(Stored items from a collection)
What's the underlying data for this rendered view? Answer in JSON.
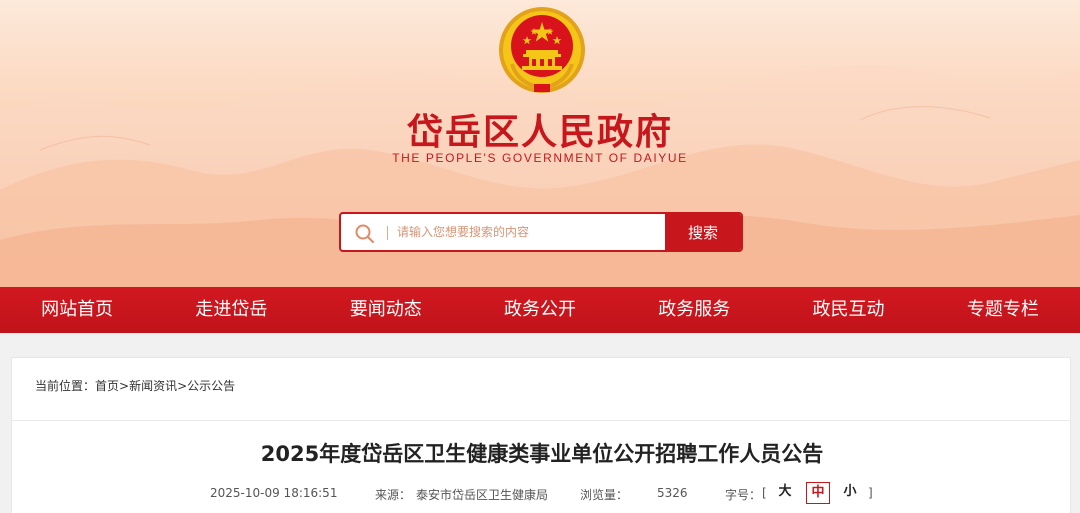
{
  "header": {
    "site_title": "岱岳区人民政府",
    "site_subtitle": "THE PEOPLE'S GOVERNMENT OF DAIYUE"
  },
  "search": {
    "placeholder": "请输入您想要搜索的内容",
    "button_label": "搜索"
  },
  "nav": {
    "items": [
      {
        "label": "网站首页"
      },
      {
        "label": "走进岱岳"
      },
      {
        "label": "要闻动态"
      },
      {
        "label": "政务公开"
      },
      {
        "label": "政务服务"
      },
      {
        "label": "政民互动"
      },
      {
        "label": "专题专栏"
      }
    ]
  },
  "breadcrumb": {
    "prefix": "当前位置：",
    "items": [
      "首页",
      "新闻资讯",
      "公示公告"
    ],
    "separator": ">"
  },
  "article": {
    "title": "2025年度岱岳区卫生健康类事业单位公开招聘工作人员公告",
    "date": "2025-10-09 18:16:51",
    "source_label": "来源：",
    "source": "泰安市岱岳区卫生健康局",
    "views_label": "浏览量：",
    "views": "5326",
    "font_size_label": "字号：",
    "bracket_open": "[",
    "bracket_close": "]",
    "font_sizes": [
      "大",
      "中",
      "小"
    ],
    "active_font_size": "中"
  },
  "colors": {
    "brand_red": "#c8161d",
    "banner_peach": "#f8c3a4",
    "emblem_gold": "#f5c518"
  }
}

→ What the task requires
Pictures are excluded; output everything else in the data verbatim.

→ Expected answer
What's the underlying data for this rendered view? Answer in JSON.
{
  "header": {
    "site_title": "岱岳区人民政府",
    "site_subtitle": "THE PEOPLE'S GOVERNMENT OF DAIYUE"
  },
  "search": {
    "placeholder": "请输入您想要搜索的内容",
    "button_label": "搜索"
  },
  "nav": {
    "items": [
      {
        "label": "网站首页"
      },
      {
        "label": "走进岱岳"
      },
      {
        "label": "要闻动态"
      },
      {
        "label": "政务公开"
      },
      {
        "label": "政务服务"
      },
      {
        "label": "政民互动"
      },
      {
        "label": "专题专栏"
      }
    ]
  },
  "breadcrumb": {
    "prefix": "当前位置：",
    "items": [
      "首页",
      "新闻资讯",
      "公示公告"
    ],
    "separator": ">"
  },
  "article": {
    "title": "2025年度岱岳区卫生健康类事业单位公开招聘工作人员公告",
    "date": "2025-10-09 18:16:51",
    "source_label": "来源：",
    "source": "泰安市岱岳区卫生健康局",
    "views_label": "浏览量：",
    "views": "5326",
    "font_size_label": "字号：",
    "bracket_open": "[",
    "bracket_close": "]",
    "font_sizes": [
      "大",
      "中",
      "小"
    ],
    "active_font_size": "中"
  },
  "colors": {
    "brand_red": "#c8161d",
    "banner_peach": "#f8c3a4",
    "emblem_gold": "#f5c518"
  }
}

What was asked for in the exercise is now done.